Applications can be often made to perform better
and run faster by caching critical pieces of data in memory. Frequently accessed data, layers of HTML
fragments, results of time-consuming/expensive database queries, search results,
sessions, results of complex calculations and processes are usually very good
candidates for cache storage. In general not all application architectures will
benefit from having a caching solution in their system, example applications
that are read intensive, will usually have better performance gains using cache
whereas write intensive applications may not get much benefit.
There are various ways in which caching layer can
be designed in AWS infra. The most popular model is distributed caching using Memcached.
Memcached is a high-performance, in-memory
key-value store with distributed memory object caching system.
Anatomy of a Memcached system
- A
memcached client which is given a list of available memcached servers in
the farm
- A memcached
client-based hashing algorithm which decides (GET/PUT) a server based on
the "key" input.
- Memcached
server instances which stores your values with their keys into an internal
hash table
Memcached uses memory and NW heavily followed by
CPU. Memcached supports TCP and UDP protocols in binary and text format for communication.
Memcached supports client libraries for popular programming languages like
Java, .Net, PHP, Python, Ruby etc.
In this article let us explore and analyze some
popular memcached/ElastiCache deployment architectures in AWS.
Architecture 1: Apache + Memcached shared in same EC2
(Distributed Cache)
Memcached is shared with Apache in the
same Amazon EC2 instance. Imagine m1.large EC2 instance where 7 GB RAM and 2
CPU Cores are shared between OS, Apache and memcached. Since Amazon ElastiCache
runs on a separate tier it will not fit this shared approach. The Apache-A can
contact any memcached-A/memcached-B or memcached-X node depending upon the Key/Value
hash. Since the unused memory is shared with memcached and no dedicated EC2
instances are launched for caching tier this model is usually cost effective. We
have seen some implementations using this approach in production but in my opinion
it is not suitable for applications which demands heavy scaling and clear service
separation. This model can be scaled up and but not scaled out optimally, ie
based on your traffic demand you can Scale up the shared EC2 instance to bigger
capacities like Xlarge, Quadruple, High IO ,M3 class etc. but not easily add
new instances of this type. Some negatives that this approach brings to the
table are:
Maintenance: Since the
Apache and memcached are shared in the same EC2 it is strictly advised not to
Auto Scale this layer. Only Manual Scaling is possible in this layer which might
add heavy configuration burden to IT team during traffic peaks and valleys.

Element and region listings
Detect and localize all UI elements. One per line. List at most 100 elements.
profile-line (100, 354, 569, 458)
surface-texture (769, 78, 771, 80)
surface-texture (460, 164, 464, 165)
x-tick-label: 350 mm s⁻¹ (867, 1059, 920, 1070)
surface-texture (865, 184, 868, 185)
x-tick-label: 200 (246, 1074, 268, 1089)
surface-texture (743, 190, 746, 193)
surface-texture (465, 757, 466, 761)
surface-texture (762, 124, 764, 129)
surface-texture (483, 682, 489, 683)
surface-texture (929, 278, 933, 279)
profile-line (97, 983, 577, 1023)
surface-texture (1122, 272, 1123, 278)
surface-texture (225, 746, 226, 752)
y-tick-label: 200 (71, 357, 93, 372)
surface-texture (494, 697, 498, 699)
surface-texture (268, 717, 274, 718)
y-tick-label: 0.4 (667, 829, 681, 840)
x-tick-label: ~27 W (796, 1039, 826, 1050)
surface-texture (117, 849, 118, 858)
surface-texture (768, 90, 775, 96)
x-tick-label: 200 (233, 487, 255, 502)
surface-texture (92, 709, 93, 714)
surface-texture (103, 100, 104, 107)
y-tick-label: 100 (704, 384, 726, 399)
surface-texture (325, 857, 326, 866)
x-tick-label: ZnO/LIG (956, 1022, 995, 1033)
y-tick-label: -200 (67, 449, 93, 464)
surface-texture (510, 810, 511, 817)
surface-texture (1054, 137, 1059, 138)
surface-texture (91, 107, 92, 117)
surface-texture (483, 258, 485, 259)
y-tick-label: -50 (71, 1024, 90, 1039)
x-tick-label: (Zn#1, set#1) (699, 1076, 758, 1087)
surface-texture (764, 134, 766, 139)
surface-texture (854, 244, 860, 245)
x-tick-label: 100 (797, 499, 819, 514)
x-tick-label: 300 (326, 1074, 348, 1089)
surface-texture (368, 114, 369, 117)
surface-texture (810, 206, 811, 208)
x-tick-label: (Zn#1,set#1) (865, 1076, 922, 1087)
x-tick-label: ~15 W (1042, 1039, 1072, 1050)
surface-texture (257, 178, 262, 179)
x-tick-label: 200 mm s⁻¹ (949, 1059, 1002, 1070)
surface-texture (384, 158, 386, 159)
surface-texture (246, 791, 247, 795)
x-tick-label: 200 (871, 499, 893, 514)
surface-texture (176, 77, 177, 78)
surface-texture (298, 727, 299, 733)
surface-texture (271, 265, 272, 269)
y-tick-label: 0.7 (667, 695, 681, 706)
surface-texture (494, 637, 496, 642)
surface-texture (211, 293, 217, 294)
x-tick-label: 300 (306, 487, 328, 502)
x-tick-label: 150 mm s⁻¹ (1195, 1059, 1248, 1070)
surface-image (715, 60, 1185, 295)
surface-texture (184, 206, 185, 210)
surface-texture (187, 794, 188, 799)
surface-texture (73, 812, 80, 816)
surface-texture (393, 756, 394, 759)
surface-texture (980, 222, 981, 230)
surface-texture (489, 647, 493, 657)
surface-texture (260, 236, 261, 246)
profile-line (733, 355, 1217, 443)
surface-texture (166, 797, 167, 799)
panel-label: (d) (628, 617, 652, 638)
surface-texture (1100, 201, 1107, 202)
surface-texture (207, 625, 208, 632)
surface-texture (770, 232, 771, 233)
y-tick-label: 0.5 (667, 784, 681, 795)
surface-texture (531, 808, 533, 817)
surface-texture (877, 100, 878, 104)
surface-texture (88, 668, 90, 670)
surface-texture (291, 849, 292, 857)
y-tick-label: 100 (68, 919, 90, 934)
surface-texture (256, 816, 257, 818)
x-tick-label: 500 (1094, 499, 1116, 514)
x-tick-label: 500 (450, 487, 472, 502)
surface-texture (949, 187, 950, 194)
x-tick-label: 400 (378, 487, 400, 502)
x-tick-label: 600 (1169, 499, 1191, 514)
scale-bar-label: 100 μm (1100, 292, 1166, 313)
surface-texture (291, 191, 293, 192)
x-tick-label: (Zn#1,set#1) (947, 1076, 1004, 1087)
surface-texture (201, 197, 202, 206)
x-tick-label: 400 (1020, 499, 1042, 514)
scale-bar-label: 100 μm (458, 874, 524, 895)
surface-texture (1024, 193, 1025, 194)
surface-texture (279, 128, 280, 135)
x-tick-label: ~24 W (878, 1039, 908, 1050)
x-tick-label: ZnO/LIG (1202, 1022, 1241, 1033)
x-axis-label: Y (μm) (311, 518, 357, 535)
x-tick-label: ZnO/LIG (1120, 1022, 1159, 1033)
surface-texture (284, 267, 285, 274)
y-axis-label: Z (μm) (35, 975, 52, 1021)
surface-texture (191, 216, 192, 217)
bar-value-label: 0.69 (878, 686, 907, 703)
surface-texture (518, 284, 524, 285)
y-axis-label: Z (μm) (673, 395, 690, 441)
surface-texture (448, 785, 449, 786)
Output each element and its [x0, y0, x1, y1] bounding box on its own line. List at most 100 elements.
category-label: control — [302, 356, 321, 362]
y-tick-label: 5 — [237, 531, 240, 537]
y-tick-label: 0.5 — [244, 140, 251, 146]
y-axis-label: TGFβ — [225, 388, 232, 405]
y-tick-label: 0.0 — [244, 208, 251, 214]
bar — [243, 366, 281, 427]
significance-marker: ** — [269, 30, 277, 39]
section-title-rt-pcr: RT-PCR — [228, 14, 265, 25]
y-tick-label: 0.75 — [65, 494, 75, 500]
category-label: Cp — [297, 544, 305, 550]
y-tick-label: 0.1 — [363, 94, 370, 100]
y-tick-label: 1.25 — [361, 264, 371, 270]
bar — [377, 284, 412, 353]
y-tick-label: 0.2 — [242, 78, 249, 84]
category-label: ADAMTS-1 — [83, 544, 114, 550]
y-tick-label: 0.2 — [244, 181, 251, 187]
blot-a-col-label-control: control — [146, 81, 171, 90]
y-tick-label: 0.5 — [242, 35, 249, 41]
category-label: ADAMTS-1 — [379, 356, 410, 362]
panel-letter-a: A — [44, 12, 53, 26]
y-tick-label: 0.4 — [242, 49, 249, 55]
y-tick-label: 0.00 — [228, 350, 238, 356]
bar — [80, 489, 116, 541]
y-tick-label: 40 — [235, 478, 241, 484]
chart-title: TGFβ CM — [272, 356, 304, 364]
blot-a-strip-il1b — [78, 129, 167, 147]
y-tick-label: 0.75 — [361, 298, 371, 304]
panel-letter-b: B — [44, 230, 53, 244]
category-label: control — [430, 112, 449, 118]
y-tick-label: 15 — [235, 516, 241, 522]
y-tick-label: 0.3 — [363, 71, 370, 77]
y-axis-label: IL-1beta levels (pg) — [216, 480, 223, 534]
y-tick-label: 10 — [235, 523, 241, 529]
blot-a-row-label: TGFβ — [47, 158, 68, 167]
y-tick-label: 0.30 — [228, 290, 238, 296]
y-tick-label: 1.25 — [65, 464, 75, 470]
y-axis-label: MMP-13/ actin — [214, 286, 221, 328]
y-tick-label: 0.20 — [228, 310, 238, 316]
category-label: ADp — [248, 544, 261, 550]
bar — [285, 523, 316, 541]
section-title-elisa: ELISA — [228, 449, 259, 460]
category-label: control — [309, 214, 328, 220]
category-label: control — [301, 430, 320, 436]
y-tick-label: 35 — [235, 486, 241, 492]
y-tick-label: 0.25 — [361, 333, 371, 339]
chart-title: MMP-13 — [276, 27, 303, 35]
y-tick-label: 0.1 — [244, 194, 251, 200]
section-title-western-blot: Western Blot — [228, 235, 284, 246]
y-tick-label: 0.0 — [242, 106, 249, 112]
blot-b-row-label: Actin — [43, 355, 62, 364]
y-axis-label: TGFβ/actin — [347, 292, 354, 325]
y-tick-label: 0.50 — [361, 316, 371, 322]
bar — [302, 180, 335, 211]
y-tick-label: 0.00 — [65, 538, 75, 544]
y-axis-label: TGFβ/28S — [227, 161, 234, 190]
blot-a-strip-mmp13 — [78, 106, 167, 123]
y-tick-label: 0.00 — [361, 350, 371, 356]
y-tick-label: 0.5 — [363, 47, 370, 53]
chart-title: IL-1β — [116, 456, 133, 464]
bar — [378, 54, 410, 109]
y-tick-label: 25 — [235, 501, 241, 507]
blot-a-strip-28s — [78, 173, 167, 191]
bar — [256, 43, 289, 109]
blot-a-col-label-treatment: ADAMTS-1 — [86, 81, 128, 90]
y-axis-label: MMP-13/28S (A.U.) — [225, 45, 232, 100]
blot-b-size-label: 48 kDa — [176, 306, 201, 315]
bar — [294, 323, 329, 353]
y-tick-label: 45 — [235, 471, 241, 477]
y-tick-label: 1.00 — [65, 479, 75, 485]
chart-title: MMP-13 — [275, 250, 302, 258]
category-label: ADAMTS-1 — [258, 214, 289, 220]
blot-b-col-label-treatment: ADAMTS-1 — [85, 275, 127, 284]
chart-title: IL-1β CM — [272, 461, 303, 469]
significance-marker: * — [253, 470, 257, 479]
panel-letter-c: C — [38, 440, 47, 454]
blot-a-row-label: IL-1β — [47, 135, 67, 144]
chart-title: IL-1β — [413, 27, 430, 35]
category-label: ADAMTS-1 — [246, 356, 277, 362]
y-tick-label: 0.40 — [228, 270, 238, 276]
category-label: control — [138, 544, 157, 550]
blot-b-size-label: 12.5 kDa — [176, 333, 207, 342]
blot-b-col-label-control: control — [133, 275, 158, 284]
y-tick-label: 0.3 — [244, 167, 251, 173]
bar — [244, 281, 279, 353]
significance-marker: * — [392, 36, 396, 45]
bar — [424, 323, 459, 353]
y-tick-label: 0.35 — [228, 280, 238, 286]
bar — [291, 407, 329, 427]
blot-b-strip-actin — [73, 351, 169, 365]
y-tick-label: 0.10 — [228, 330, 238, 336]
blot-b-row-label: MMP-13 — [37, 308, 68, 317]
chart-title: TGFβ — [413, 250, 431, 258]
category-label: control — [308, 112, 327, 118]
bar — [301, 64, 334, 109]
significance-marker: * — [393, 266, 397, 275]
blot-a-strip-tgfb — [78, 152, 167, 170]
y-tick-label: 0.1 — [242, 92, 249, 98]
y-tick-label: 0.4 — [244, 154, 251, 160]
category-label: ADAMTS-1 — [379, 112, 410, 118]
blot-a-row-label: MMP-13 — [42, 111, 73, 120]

## Tasks
1. Reproduce the passage of the Memcached caching article starting with "Anatomy of a" and going on through "Python, Ruby etc.".
2. Write the next part of the Memcached caching article, picking up after its last sentence.
The listings play no part in this work.

## Results
1.
Anatomy of a Memcached system
- A
memcached client which is given a list of available memcached servers in
the farm
- A memcached
client-based hashing algorithm which decides (GET/PUT) a server based on
the "key" input.
- Memcached
server instances which stores your values with their keys into an internal
hash table
Memcached uses memory and NW heavily followed by
CPU. Memcached supports TCP and UDP protocols in binary and text format for communication.
Memcached supports client libraries for popular programming languages like
Java, .Net, PHP, Python, Ruby etc.

2.
Auto Scaling: Using
Amazon Auto Scaling we can add new web/app EC2 instances dynamically depending
upon the traffic demands. But when web/app Server instance also contains memcached
running in it, it brings in cascading complexity into the architecture. Imagine
there are 2 m1.large Apache + memcached EC2 instances running and a third one
is launched by Amazon Auto Scaling based on the traffic. Now the load balancer
splits the 1/3rd of the web traffic to this Apache EC2 instance. Since the
cache is empty 1/3rd of the requests will now hit the backend database
heavily. Now imagine instead of 1 EC2 you are auto scaling out by 2 Apache EC2
during peak, this will increase Database load to 50% more because of un warmed memcached.
Secondly, the new memcached endpoint has to be propagated and configured on
other memcached clients, which adds another complexity and devops engineering into
the architecture. Finally, Amazon Auto Scaling will pull out an Apache EC2
instance when the load decreases, now if you are pulling out an Apache + memcached
that is properly warmed it will again increase the DB load because of the cache
miss.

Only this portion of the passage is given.